| Directions for this task |
The records that follow are to be given again exactly.

____________

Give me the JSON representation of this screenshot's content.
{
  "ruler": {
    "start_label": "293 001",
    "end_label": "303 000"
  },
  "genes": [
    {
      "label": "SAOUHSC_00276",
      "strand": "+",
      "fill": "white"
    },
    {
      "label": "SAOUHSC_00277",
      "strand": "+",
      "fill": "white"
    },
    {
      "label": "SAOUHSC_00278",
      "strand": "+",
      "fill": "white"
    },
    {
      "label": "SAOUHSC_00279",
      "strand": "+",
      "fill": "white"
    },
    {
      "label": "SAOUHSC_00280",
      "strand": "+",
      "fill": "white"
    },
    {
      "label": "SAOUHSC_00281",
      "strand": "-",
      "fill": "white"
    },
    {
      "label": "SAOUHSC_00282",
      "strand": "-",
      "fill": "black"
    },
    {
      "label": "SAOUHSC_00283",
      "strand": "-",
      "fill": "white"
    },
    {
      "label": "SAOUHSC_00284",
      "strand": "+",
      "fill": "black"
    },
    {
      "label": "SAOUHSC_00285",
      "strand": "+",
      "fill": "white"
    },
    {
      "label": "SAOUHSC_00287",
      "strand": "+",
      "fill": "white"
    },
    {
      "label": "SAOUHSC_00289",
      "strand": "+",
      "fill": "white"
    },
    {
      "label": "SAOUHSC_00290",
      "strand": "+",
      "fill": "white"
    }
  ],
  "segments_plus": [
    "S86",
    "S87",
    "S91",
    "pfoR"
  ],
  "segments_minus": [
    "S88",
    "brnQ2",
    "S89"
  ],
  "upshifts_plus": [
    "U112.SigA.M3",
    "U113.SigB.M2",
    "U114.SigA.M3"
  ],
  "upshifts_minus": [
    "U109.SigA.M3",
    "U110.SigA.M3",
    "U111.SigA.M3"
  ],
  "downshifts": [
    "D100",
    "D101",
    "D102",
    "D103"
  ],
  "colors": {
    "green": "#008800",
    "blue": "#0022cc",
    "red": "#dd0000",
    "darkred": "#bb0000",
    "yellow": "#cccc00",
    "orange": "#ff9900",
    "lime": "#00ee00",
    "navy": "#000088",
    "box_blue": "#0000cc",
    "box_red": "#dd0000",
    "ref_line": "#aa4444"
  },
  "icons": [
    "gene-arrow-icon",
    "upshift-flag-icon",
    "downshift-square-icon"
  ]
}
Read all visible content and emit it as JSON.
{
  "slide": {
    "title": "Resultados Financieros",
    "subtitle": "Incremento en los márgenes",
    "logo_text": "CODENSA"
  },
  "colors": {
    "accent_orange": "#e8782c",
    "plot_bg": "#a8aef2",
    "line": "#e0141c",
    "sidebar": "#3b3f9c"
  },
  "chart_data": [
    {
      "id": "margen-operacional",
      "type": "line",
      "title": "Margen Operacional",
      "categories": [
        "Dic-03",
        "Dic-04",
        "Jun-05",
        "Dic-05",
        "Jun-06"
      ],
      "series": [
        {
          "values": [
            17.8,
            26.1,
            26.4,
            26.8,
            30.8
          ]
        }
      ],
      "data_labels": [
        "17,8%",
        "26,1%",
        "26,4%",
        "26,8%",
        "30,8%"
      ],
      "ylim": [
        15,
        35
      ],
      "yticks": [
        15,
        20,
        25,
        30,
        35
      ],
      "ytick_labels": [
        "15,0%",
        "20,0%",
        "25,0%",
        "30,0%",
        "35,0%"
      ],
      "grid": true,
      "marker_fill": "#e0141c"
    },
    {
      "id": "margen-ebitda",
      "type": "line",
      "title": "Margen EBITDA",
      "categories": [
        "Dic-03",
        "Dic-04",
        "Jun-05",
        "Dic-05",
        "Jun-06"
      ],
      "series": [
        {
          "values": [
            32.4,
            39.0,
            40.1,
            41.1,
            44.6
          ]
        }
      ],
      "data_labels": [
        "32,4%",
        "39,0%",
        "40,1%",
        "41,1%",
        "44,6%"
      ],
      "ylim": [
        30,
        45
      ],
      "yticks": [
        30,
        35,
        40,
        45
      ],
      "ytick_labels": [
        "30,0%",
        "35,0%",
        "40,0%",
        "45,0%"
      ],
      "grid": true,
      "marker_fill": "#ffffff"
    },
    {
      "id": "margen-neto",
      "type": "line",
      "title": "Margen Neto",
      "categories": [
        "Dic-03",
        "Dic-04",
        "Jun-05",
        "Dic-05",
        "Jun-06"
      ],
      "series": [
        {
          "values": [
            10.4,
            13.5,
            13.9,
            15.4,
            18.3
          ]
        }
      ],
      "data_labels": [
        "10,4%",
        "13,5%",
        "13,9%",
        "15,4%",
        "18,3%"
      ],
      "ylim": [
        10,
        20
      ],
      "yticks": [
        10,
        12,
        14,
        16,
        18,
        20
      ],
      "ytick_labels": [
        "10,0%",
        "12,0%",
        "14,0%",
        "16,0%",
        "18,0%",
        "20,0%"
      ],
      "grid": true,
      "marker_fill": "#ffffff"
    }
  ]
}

____________

| Result for this exercise |
Give me the JSON representation of this screenshot's content.
{
  "ruler": {
    "start_label": "293 001",
    "end_label": "303 000"
  },
  "genes": [
    {
      "label": "SAOUHSC_00276",
      "strand": "+",
      "fill": "white"
    },
    {
      "label": "SAOUHSC_00277",
      "strand": "+",
      "fill": "white"
    },
    {
      "label": "SAOUHSC_00278",
      "strand": "+",
      "fill": "white"
    },
    {
      "label": "SAOUHSC_00279",
      "strand": "+",
      "fill": "white"
    },
    {
      "label": "SAOUHSC_00280",
      "strand": "+",
      "fill": "white"
    },
    {
      "label": "SAOUHSC_00281",
      "strand": "-",
      "fill": "white"
    },
    {
      "label": "SAOUHSC_00282",
      "strand": "-",
      "fill": "black"
    },
    {
      "label": "SAOUHSC_00283",
      "strand": "-",
      "fill": "white"
    },
    {
      "label": "SAOUHSC_00284",
      "strand": "+",
      "fill": "black"
    },
    {
      "label": "SAOUHSC_00285",
      "strand": "+",
      "fill": "white"
    },
    {
      "label": "SAOUHSC_00287",
      "strand": "+",
      "fill": "white"
    },
    {
      "label": "SAOUHSC_00289",
      "strand": "+",
      "fill": "white"
    },
    {
      "label": "SAOUHSC_00290",
      "strand": "+",
      "fill": "white"
    }
  ],
  "segments_plus": [
    "S86",
    "S87",
    "S91",
    "pfoR"
  ],
  "segments_minus": [
    "S88",
    "brnQ2",
    "S89"
  ],
  "upshifts_plus": [
    "U112.SigA.M3",
    "U113.SigB.M2",
    "U114.SigA.M3"
  ],
  "upshifts_minus": [
    "U109.SigA.M3",
    "U110.SigA.M3",
    "U111.SigA.M3"
  ],
  "downshifts": [
    "D100",
    "D101",
    "D102",
    "D103"
  ],
  "colors": {
    "green": "#008800",
    "blue": "#0022cc",
    "red": "#dd0000",
    "darkred": "#bb0000",
    "yellow": "#cccc00",
    "orange": "#ff9900",
    "lime": "#00ee00",
    "navy": "#000088",
    "box_blue": "#0000cc",
    "box_red": "#dd0000",
    "ref_line": "#aa4444"
  },
  "icons": [
    "gene-arrow-icon",
    "upshift-flag-icon",
    "downshift-square-icon"
  ]
}
Read all visible content and emit it as JSON.
{
  "slide": {
    "title": "Resultados Financieros",
    "subtitle": "Incremento en los márgenes",
    "logo_text": "CODENSA"
  },
  "colors": {
    "accent_orange": "#e8782c",
    "plot_bg": "#a8aef2",
    "line": "#e0141c",
    "sidebar": "#3b3f9c"
  },
  "chart_data": [
    {
      "id": "margen-operacional",
      "type": "line",
      "title": "Margen Operacional",
      "categories": [
        "Dic-03",
        "Dic-04",
        "Jun-05",
        "Dic-05",
        "Jun-06"
      ],
      "series": [
        {
          "values": [
            17.8,
            26.1,
            26.4,
            26.8,
            30.8
          ]
        }
      ],
      "data_labels": [
        "17,8%",
        "26,1%",
        "26,4%",
        "26,8%",
        "30,8%"
      ],
      "ylim": [
        15,
        35
      ],
      "yticks": [
        15,
        20,
        25,
        30,
        35
      ],
      "ytick_labels": [
        "15,0%",
        "20,0%",
        "25,0%",
        "30,0%",
        "35,0%"
      ],
      "grid": true,
      "marker_fill": "#e0141c"
    },
    {
      "id": "margen-ebitda",
      "type": "line",
      "title": "Margen EBITDA",
      "categories": [
        "Dic-03",
        "Dic-04",
        "Jun-05",
        "Dic-05",
        "Jun-06"
      ],
      "series": [
        {
          "values": [
            32.4,
            39.0,
            40.1,
            41.1,
            44.6
          ]
        }
      ],
      "data_labels": [
        "32,4%",
        "39,0%",
        "40,1%",
        "41,1%",
        "44,6%"
      ],
      "ylim": [
        30,
        45
      ],
      "yticks": [
        30,
        35,
        40,
        45
      ],
      "ytick_labels": [
        "30,0%",
        "35,0%",
        "40,0%",
        "45,0%"
      ],
      "grid": true,
      "marker_fill": "#ffffff"
    },
    {
      "id": "margen-neto",
      "type": "line",
      "title": "Margen Neto",
      "categories": [
        "Dic-03",
        "Dic-04",
        "Jun-05",
        "Dic-05",
        "Jun-06"
      ],
      "series": [
        {
          "values": [
            10.4,
            13.5,
            13.9,
            15.4,
            18.3
          ]
        }
      ],
      "data_labels": [
        "10,4%",
        "13,5%",
        "13,9%",
        "15,4%",
        "18,3%"
      ],
      "ylim": [
        10,
        20
      ],
      "yticks": [
        10,
        12,
        14,
        16,
        18,
        20
      ],
      "ytick_labels": [
        "10,0%",
        "12,0%",
        "14,0%",
        "16,0%",
        "18,0%",
        "20,0%"
      ],
      "grid": true,
      "marker_fill": "#ffffff"
    }
  ]
}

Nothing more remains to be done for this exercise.